[Stated task] Output the footprint prediction text word for word, everything from "3.1.1 Footprint Prediction" down to "be later demanded.".

3.1.1 Footprint Prediction
To achieve the desired properties, Footprint Cache relies on the footprint predictor. The
accuracy of the footprint predictor is crucial for both performance and energy efﬁciency. The
predictor must have high coverage, ideally predicting all the blocks that will be later demanded.
Every unpredicted block that is demanded later would result in a cache miss and consequently,
in performance and energy loss. We call such an event underprediction. While it is important
to correctly predict as many blocks as possible, it is essential that the predictor has minimal
overprediction rate. Overpredictions represent blocks that are fetched but not used prior to
eviction, and their transfer to and from main memory merely wastes off-chip and on-chip
bandwidth and energy. An example of a system with no overpredictions is a sub-blocked
cache, which allocates pages but fetches every block on demand. However, such a system
would have the maximum number of underpredictions, as it would experience a miss for
each demanded block in a page. A system with no underpredictions would be a page-based
cache, that fetches all the data from the demanded page at once. Fetching all the blocks is,
however, an even worse solution, as it produces the maximum number of overpredictions,
26
3.1. Footprint Cache
saturating the off-chip bandwidth. Minimizing both the underprediction and overprediction
rates at the same time is a challenging task for a predictor. To achieve the two conﬂicting goals,
Footprint Cache relies on the observation that there is a high correlation between data and the
code that accesses those data. For instance, server software exposes a well-deﬁned interface
with only several functions for accessing their structured datasets — e.g., get and set methods
of a class or various data structure iterators. Traversals of data structures require repetitive
calls to these functions, resulting in recurring memory access patterns. The access pattern
observed from the ﬁrst call to such a function can be used to predict the memory access
patterns of its subsequent calls. This fundamental property has been exploited in various
contexts [40], mostly for data prefetching [6, 38, 62] and speculating on data granularity
[37, 39, 70]. Footprint Cache achieves high prediction accuracy by monitoring the code that
accesses data residing in the cache. The ﬁrst instruction that accesses a page provides valuable
information about the data that the page contains and is a good indicator of future accesses
within that page [62], due to regular and repetitive layouts of data structures. By observing
which blocks the code further accesses and by remembering that information, we can later
predict, with high accuracy, which blocks will be demanded when another page, possibly
previously unvisited, is accessed by the same piece of code [62]. Prediction based on the ﬁrst
instruction that accesses a page is highly accurate provided that data structures always have
the same layout within a page. However, this is not necessarily the case for all the workloads
and page sizes. To account for various possible data structure alignments across different
pages, we base our prediction mechanism not only on the instruction that caused the page
miss, but also on the distance between the requested block and the beginning of the page,
which we call offset. The combination of PC and offset (noted as PC & offset) provides near-
perfect prediction accuracy at low overhead. Previous work has a detailed study of other
related prediction mechanisms and their trade-offs in the context of data prefetching [62].

[Supplied entries]
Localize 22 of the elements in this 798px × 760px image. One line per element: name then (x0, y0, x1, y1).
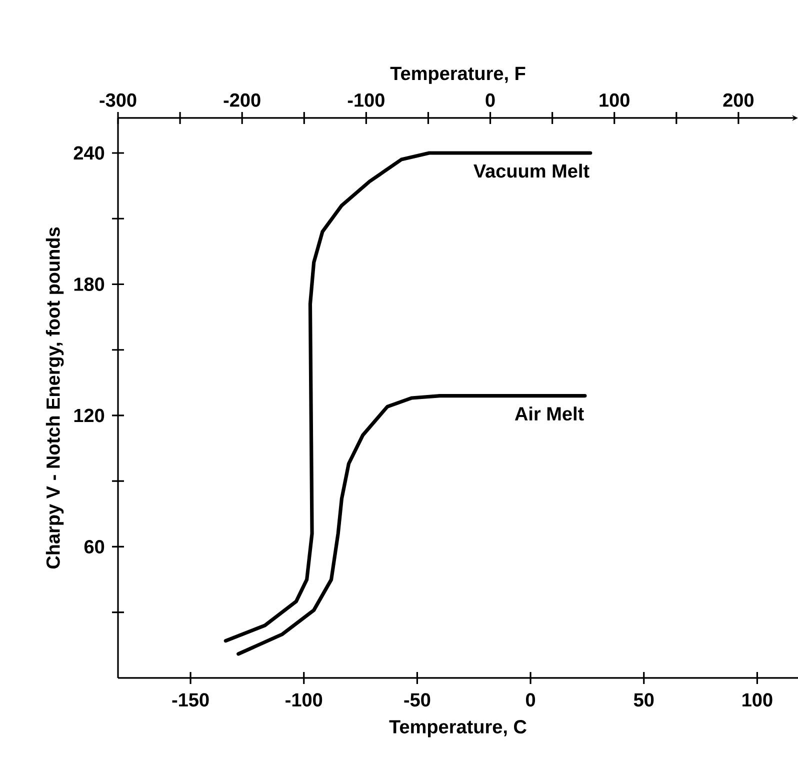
x-tick-label: 50 (634, 693, 654, 707)
x2-tick-label: -300 (100, 93, 136, 107)
line-series (236, 394, 587, 656)
y-axis-title: Charpy V - Notch Energy, foot pounds (46, 227, 64, 569)
y-tick-label: 240 (74, 146, 104, 160)
x2-tick-label: -100 (348, 93, 384, 107)
x2-axis-title: Temperature, F (390, 66, 526, 84)
x2-tick-label: -200 (224, 93, 260, 107)
x2-tick-label: 100 (600, 93, 630, 107)
x2-tick-label: 200 (723, 93, 754, 107)
x-tick-label: -150 (172, 693, 209, 707)
x-tick-label: 100 (742, 693, 772, 707)
x-tick-label: -100 (286, 693, 322, 707)
x-axis-title: Temperature, C (389, 720, 526, 738)
x-tick-label: 0 (526, 693, 536, 707)
y-tick-label: 120 (74, 408, 104, 422)
series-label: Air Melt (514, 406, 584, 421)
x2-tick-label: 0 (486, 93, 495, 107)
series-label: Vacuum Melt (474, 164, 590, 178)
y-tick-label: 180 (74, 278, 104, 291)
x-tick-label: -50 (404, 693, 430, 707)
y-tick-label: 60 (84, 540, 104, 554)
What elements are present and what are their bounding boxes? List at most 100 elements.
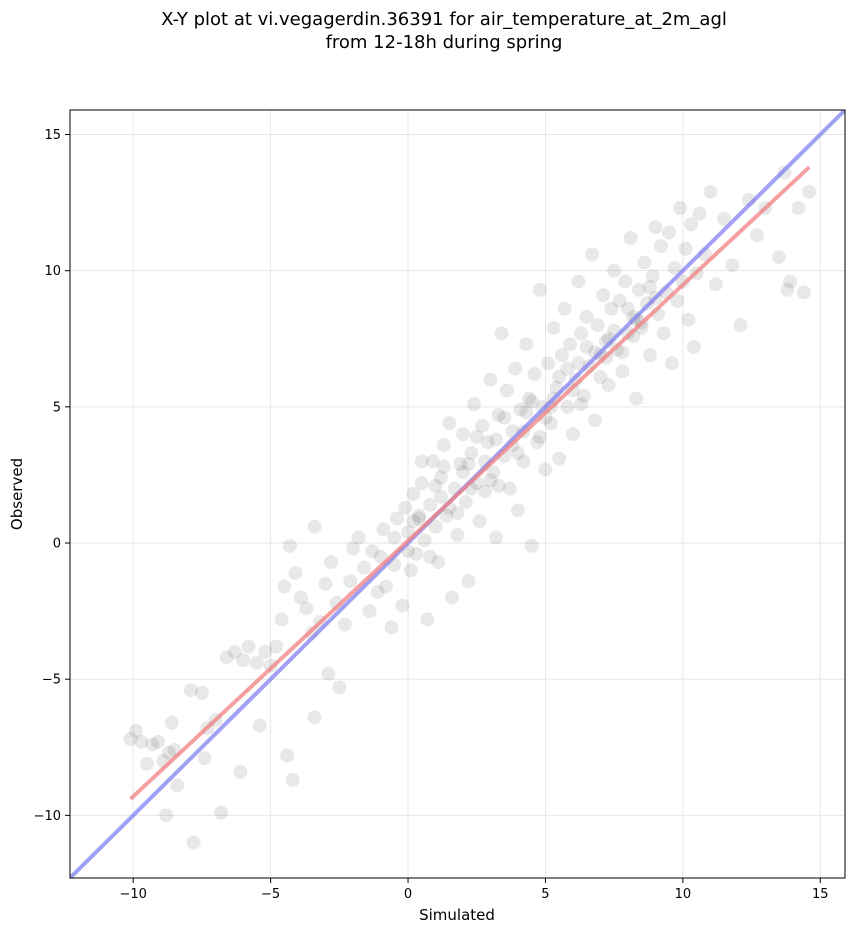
scatter-point <box>703 184 718 199</box>
scatter-point <box>560 399 575 414</box>
scatter-point <box>483 473 498 488</box>
scatter-point <box>662 225 677 240</box>
scatter-point <box>439 508 454 523</box>
y-tick-label: −5 <box>42 673 61 688</box>
scatter-point <box>346 541 361 556</box>
scatter-point <box>475 418 490 433</box>
scatter-point <box>552 369 567 384</box>
scatter-point <box>269 639 284 654</box>
scatter-point <box>332 680 347 695</box>
scatter-point <box>796 285 811 300</box>
scatter-point <box>436 459 451 474</box>
scatter-point <box>480 435 495 450</box>
scatter-point <box>717 211 732 226</box>
scatter-point <box>464 446 479 461</box>
scatter-point <box>128 723 143 738</box>
scatter-point <box>324 555 339 570</box>
scatter-point <box>293 590 308 605</box>
scatter-point <box>615 364 630 379</box>
scatter-point <box>285 772 300 787</box>
scatter-point <box>370 585 385 600</box>
scatter-point <box>483 372 498 387</box>
scatter-point <box>307 710 322 725</box>
scatter-point <box>497 410 512 425</box>
scatter-point <box>653 239 668 254</box>
scatter-point <box>307 519 322 534</box>
scatter-point <box>502 481 517 496</box>
scatter-point <box>631 282 646 297</box>
scatter-point <box>233 764 248 779</box>
scatter-point <box>406 487 421 501</box>
fit-lines <box>70 110 845 878</box>
chart-title: X-Y plot at vi.vegagerdin.36391 for air_… <box>161 9 727 30</box>
scatter-point <box>277 579 292 594</box>
scatter-point <box>524 394 539 409</box>
axis-ticks: −10 −5 0 5 10 15 −10 −5 0 5 10 15 <box>34 128 829 902</box>
scatter-point <box>530 435 545 450</box>
scatter-point <box>461 574 476 589</box>
scatter-point <box>686 339 701 354</box>
scatter-point <box>565 427 580 442</box>
scatter-point <box>423 549 438 564</box>
x-tick-label: 5 <box>541 887 549 902</box>
scatter-point <box>252 718 267 733</box>
scatter-point <box>791 201 806 216</box>
scatter-point <box>274 612 289 627</box>
scatter-point <box>455 427 470 442</box>
scatter-point <box>263 658 278 673</box>
chart-subtitle: from 12-18h during spring <box>326 32 563 53</box>
scatter-point <box>571 274 586 289</box>
x-tick-label: 10 <box>675 887 692 902</box>
scatter-point <box>219 650 234 665</box>
scatter-point <box>612 293 627 308</box>
scatter-point <box>587 413 602 428</box>
scatter-point <box>554 348 569 363</box>
scatter-point <box>420 612 435 627</box>
scatter-point <box>123 732 138 747</box>
scatter-point <box>390 511 405 526</box>
scatter-point <box>431 555 446 570</box>
scatter-point <box>642 280 657 295</box>
scatter-point <box>321 666 336 681</box>
scatter-point <box>560 361 575 376</box>
scatter-point <box>450 527 465 542</box>
scatter-point <box>458 495 473 510</box>
scatter-point <box>667 260 682 275</box>
scatter-point <box>675 274 690 289</box>
scatter-point <box>145 737 160 752</box>
y-tick-label: 0 <box>53 537 61 552</box>
scatter-point <box>423 497 438 512</box>
scatter-point <box>532 429 547 444</box>
scatter-point <box>648 220 663 235</box>
scatter-point <box>299 601 314 616</box>
scatter-point <box>442 416 457 431</box>
scatter-point <box>414 476 429 491</box>
scatter-point <box>681 312 696 327</box>
plot-frame <box>69 109 846 879</box>
scatter-point <box>772 250 787 265</box>
scatter-point <box>656 326 671 341</box>
y-tick-label: 15 <box>44 128 61 143</box>
scatter-point <box>318 576 333 591</box>
scatter-point <box>194 685 209 700</box>
scatter-point <box>620 301 635 316</box>
scatter-point <box>434 489 449 504</box>
scatter-point <box>417 533 432 548</box>
scatter-point <box>425 454 440 469</box>
scatter-point <box>373 549 388 564</box>
scatter-point <box>519 405 534 420</box>
scatter-point <box>428 519 443 534</box>
scatter-point <box>343 574 358 589</box>
scatter-point <box>384 620 399 635</box>
scatter-point <box>170 778 185 793</box>
scatter-point <box>379 579 394 594</box>
scatter-point <box>288 565 303 580</box>
scatter-point <box>455 465 470 480</box>
scatter-point <box>508 361 523 376</box>
scatter-point <box>461 457 476 472</box>
y-tick-label: 5 <box>53 400 61 415</box>
scatter-point <box>733 318 748 333</box>
scatter-point <box>214 805 229 820</box>
scatter-point <box>510 446 525 461</box>
scatter-point <box>139 756 154 771</box>
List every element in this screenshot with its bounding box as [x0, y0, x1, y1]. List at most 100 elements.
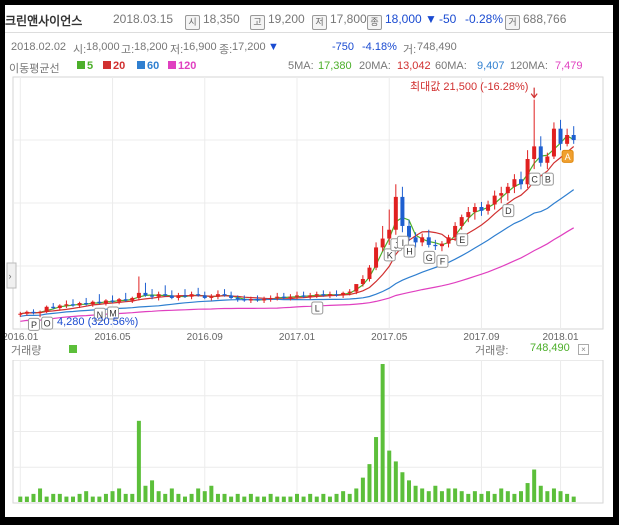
volume-bar — [393, 461, 398, 502]
volume-bar — [486, 491, 491, 502]
change-pct: -0.28% — [465, 12, 504, 26]
pattern-marker-c[interactable]: C — [528, 172, 541, 186]
volume-bar — [512, 493, 517, 502]
volume-bar — [209, 485, 214, 502]
volume-bar — [374, 437, 379, 502]
volume-bar — [183, 496, 187, 502]
candle-body — [136, 292, 141, 298]
candle-body — [367, 267, 372, 279]
price-chart[interactable]: P O N M L KJ IH G F E D C B A 최대값 21,500 (-16.28%) 4,… — [5, 75, 613, 345]
candle-body — [31, 311, 36, 314]
legend-ma60[interactable]: 60 — [137, 60, 159, 72]
candle-body — [426, 237, 431, 245]
candle-body — [334, 294, 339, 296]
ma20-readout-label: 20MA: — [359, 60, 391, 72]
candle-body — [420, 237, 425, 243]
high-value: 19,200 — [268, 12, 305, 26]
pattern-marker-d[interactable]: D — [502, 204, 515, 218]
volume-bar — [150, 480, 155, 502]
candle-body — [360, 279, 365, 285]
low-quote: 저 17,800 — [312, 12, 367, 30]
candle-body — [525, 159, 530, 185]
legend-ma120[interactable]: 120 — [168, 60, 196, 72]
candle-body — [176, 295, 181, 298]
volume-bar — [242, 496, 247, 502]
volume-bar — [176, 493, 181, 502]
volume-bar — [163, 493, 168, 502]
volume-bar — [275, 496, 280, 502]
info-arrow: ▼ — [268, 41, 279, 53]
pattern-marker-l[interactable]: L — [311, 301, 324, 315]
candle-body — [156, 294, 161, 297]
volume-bar — [532, 469, 537, 502]
marker-box — [502, 204, 515, 218]
pattern-marker-m[interactable]: M — [107, 306, 120, 320]
info-open-label: 시: — [73, 44, 87, 56]
candle-body — [84, 303, 89, 305]
ma5-label: 5 — [87, 60, 94, 72]
marker-box — [528, 172, 541, 186]
candle-body — [222, 294, 227, 296]
legend-ma20[interactable]: 20 — [103, 60, 125, 72]
pattern-marker-f[interactable]: F — [436, 254, 449, 268]
pattern-marker-g[interactable]: G — [423, 250, 436, 264]
pattern-marker-e[interactable]: E — [456, 233, 469, 247]
volume-bar — [565, 493, 570, 502]
marker-label: N — [97, 310, 104, 320]
high-icon: 고 — [250, 15, 265, 30]
volume-bar — [222, 493, 227, 502]
close-icon: 종 — [367, 15, 382, 30]
candle-body — [242, 299, 247, 301]
volume-bar — [229, 496, 234, 502]
close-value: 18,000 — [385, 12, 422, 26]
candle-body — [413, 237, 418, 243]
candle-body — [499, 193, 504, 196]
candle-body — [90, 301, 95, 305]
volume-readout-label: 거래량: — [475, 345, 509, 357]
volume-bar — [117, 488, 122, 502]
close-icon[interactable]: × — [578, 343, 589, 355]
marker-box — [561, 149, 574, 163]
ma60-readout-value: 9,407 — [477, 60, 505, 72]
pattern-marker-b[interactable]: B — [541, 172, 554, 186]
candle-body — [215, 294, 220, 297]
candle-body — [308, 295, 313, 297]
marker-label: K — [387, 250, 393, 260]
candle-body — [538, 146, 543, 163]
volume-bar — [31, 493, 36, 502]
volume-bar — [196, 488, 201, 502]
marker-box — [311, 301, 324, 315]
volume-bar — [103, 493, 108, 502]
moving-average-legend: 이동평균선 5 20 60 120 5MA: 17,380 20MA: 13,0… — [5, 60, 613, 76]
volume-chart[interactable] — [5, 360, 613, 510]
volume-bar — [90, 496, 95, 502]
candle-body — [117, 299, 122, 302]
candle-body — [295, 295, 299, 297]
volume-bar — [407, 480, 411, 502]
candle-body — [110, 300, 115, 302]
left-scroll-handle[interactable] — [6, 262, 17, 289]
candle-body — [532, 146, 537, 159]
volume-bar — [130, 493, 135, 502]
volume-bar — [538, 485, 543, 502]
pattern-marker-k[interactable]: K — [383, 248, 396, 262]
change-value: -50 — [439, 12, 457, 26]
candle-body — [466, 212, 471, 218]
candle-body — [196, 294, 201, 296]
pattern-marker-a[interactable]: A — [561, 149, 574, 163]
volume-bar — [57, 493, 62, 502]
marker-label: A — [565, 152, 571, 162]
volume-bar — [360, 477, 365, 502]
legend-ma5[interactable]: 5 — [77, 60, 93, 72]
pattern-marker-h[interactable]: H — [403, 244, 416, 258]
candle-body — [387, 229, 392, 239]
min-value-annotation: 4,280 (320.56%) — [57, 316, 138, 328]
marker-box — [456, 233, 469, 247]
ma60-swatch — [137, 61, 145, 69]
marker-label: B — [545, 175, 551, 185]
pattern-marker-o[interactable]: O — [41, 316, 54, 330]
info-high-label: 고: — [121, 44, 135, 56]
pattern-marker-p[interactable]: P — [27, 317, 40, 331]
quote-date: 2018.03.15 — [113, 12, 174, 26]
pattern-marker-n[interactable]: N — [93, 307, 106, 321]
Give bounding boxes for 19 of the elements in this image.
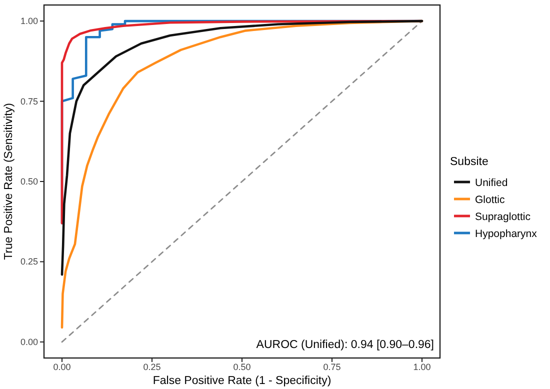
y-tick-label: 0.00 xyxy=(20,336,38,347)
legend-label: Unified xyxy=(475,177,508,189)
x-tick-label: 0.25 xyxy=(143,362,161,372)
x-tick-label: 0.75 xyxy=(323,362,341,372)
y-tick-label: 1.00 xyxy=(20,16,38,26)
line-series xyxy=(60,20,424,276)
annotation: AUROC (Unified): 0.94 [0.90–0.96] xyxy=(256,339,434,351)
y-tick-label: 0.75 xyxy=(20,96,38,106)
y-tick-label: 0.25 xyxy=(20,256,38,267)
legend-label: Supraglottic xyxy=(475,211,530,223)
y-axis-title: True Positive Rate (Sensitivity) xyxy=(3,102,15,260)
legend-label: Glottic xyxy=(475,194,505,206)
legend-label: Hypopharynx xyxy=(475,228,538,240)
y-tick-label: 0.50 xyxy=(20,176,38,186)
x-tick-label: 0.00 xyxy=(53,362,71,372)
x-axis-title: False Positive Rate (1 - Specificity) xyxy=(152,375,332,387)
x-tick-label: 0.50 xyxy=(233,362,251,372)
x-tick-label: 1.00 xyxy=(413,362,431,372)
legend-title: Subsite xyxy=(450,156,488,168)
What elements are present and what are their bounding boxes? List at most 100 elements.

[Result for this exercise]
3.1.1 Footprint Prediction
To achieve the desired properties, Footprint Cache relies on the footprint predictor. The
accuracy of the footprint predictor is crucial for both performance and energy efﬁciency. The
predictor must have high coverage, ideally predicting all the blocks that will be later demanded.